▶ Task description
Keep the pictures out and restate every record exactly.

-- BEGIN Supplied information --

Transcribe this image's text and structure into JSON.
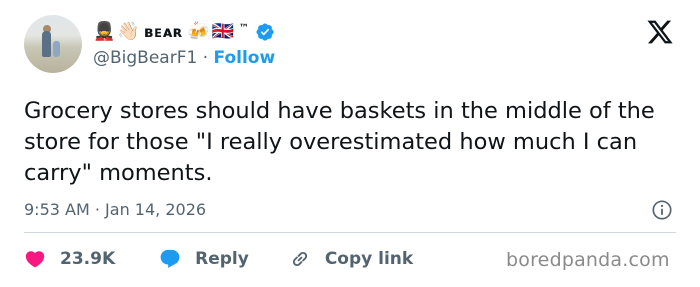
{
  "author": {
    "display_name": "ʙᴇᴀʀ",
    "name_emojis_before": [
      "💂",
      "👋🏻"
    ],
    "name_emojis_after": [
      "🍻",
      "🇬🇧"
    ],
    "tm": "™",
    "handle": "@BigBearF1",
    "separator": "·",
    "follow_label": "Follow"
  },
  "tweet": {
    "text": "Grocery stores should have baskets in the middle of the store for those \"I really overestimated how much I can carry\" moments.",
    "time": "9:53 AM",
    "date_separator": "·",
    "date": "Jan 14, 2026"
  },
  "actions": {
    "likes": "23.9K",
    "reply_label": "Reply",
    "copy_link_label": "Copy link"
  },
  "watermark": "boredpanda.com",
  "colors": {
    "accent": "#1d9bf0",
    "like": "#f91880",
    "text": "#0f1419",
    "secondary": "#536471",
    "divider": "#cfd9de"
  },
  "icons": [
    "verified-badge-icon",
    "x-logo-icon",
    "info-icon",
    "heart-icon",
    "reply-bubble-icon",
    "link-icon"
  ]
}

-- END Supplied information --

▶ Output of the task
Transcribe this image's text and structure into JSON.
{
  "author": {
    "display_name": "ʙᴇᴀʀ",
    "name_emojis_before": [
      "💂",
      "👋🏻"
    ],
    "name_emojis_after": [
      "🍻",
      "🇬🇧"
    ],
    "tm": "™",
    "handle": "@BigBearF1",
    "separator": "·",
    "follow_label": "Follow"
  },
  "tweet": {
    "text": "Grocery stores should have baskets in the middle of the store for those \"I really overestimated how much I can carry\" moments.",
    "time": "9:53 AM",
    "date_separator": "·",
    "date": "Jan 14, 2026"
  },
  "actions": {
    "likes": "23.9K",
    "reply_label": "Reply",
    "copy_link_label": "Copy link"
  },
  "watermark": "boredpanda.com",
  "colors": {
    "accent": "#1d9bf0",
    "like": "#f91880",
    "text": "#0f1419",
    "secondary": "#536471",
    "divider": "#cfd9de"
  },
  "icons": [
    "verified-badge-icon",
    "x-logo-icon",
    "info-icon",
    "heart-icon",
    "reply-bubble-icon",
    "link-icon"
  ]
}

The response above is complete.